# Set task
Only a number is wanted: the count of lines in this listing that contain "расходов".

Dataset entries
▼▼▼

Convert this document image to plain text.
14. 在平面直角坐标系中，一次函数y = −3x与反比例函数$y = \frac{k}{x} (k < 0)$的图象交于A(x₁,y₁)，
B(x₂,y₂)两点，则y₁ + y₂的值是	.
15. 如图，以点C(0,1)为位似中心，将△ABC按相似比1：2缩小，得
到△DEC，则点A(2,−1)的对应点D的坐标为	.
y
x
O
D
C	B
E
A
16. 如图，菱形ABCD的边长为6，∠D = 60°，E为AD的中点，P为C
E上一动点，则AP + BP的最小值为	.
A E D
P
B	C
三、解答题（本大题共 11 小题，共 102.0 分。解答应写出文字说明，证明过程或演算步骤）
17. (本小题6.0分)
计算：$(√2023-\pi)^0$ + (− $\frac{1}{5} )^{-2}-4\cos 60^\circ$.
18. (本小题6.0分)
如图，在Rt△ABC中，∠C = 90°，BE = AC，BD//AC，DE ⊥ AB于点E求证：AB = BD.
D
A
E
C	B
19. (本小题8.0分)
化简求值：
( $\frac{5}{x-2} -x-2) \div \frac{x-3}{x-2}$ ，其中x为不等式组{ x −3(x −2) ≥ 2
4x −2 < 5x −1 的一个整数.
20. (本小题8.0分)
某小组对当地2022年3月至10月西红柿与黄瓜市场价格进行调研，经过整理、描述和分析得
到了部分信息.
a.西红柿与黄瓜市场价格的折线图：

▲▲▲
▼▼▼

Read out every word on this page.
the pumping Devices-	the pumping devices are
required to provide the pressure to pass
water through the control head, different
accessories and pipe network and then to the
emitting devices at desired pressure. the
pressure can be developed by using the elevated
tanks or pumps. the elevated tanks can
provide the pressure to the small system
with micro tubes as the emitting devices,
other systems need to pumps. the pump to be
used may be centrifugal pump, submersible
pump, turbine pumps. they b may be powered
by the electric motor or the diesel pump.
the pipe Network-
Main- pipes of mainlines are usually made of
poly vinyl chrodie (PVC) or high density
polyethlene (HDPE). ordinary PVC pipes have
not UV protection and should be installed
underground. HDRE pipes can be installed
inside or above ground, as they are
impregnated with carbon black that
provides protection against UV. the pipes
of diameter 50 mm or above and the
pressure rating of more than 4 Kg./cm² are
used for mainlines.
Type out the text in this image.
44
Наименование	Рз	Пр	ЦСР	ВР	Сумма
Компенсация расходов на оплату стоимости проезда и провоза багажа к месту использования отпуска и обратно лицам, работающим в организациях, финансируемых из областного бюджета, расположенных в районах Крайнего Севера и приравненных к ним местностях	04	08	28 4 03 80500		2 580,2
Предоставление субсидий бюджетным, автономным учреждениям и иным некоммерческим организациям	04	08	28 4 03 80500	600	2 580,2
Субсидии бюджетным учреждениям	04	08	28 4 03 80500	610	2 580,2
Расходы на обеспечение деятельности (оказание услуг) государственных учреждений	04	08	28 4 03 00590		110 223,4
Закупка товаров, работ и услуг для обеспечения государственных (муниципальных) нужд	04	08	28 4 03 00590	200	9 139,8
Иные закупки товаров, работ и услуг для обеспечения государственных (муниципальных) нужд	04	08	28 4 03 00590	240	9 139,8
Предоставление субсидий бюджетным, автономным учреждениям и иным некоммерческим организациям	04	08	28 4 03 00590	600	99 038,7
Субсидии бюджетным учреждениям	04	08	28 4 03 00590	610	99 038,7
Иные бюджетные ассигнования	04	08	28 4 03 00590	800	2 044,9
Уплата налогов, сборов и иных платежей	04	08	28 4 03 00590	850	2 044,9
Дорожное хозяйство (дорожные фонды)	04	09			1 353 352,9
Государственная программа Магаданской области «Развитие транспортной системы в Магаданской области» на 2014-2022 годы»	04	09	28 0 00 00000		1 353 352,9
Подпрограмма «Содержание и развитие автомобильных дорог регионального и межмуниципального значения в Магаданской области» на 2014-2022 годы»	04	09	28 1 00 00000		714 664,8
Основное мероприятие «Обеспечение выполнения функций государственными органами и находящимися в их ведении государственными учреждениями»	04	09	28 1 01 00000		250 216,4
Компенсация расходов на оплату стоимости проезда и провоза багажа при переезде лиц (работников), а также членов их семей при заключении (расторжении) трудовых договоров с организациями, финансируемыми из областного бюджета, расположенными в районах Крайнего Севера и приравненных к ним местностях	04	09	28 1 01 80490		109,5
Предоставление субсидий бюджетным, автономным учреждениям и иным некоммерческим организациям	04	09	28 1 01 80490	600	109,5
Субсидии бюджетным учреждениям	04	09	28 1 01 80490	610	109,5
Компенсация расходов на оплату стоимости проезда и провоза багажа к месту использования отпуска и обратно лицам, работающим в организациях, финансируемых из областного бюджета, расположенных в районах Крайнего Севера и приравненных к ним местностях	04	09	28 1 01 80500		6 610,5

▲▲▲

# Response below
3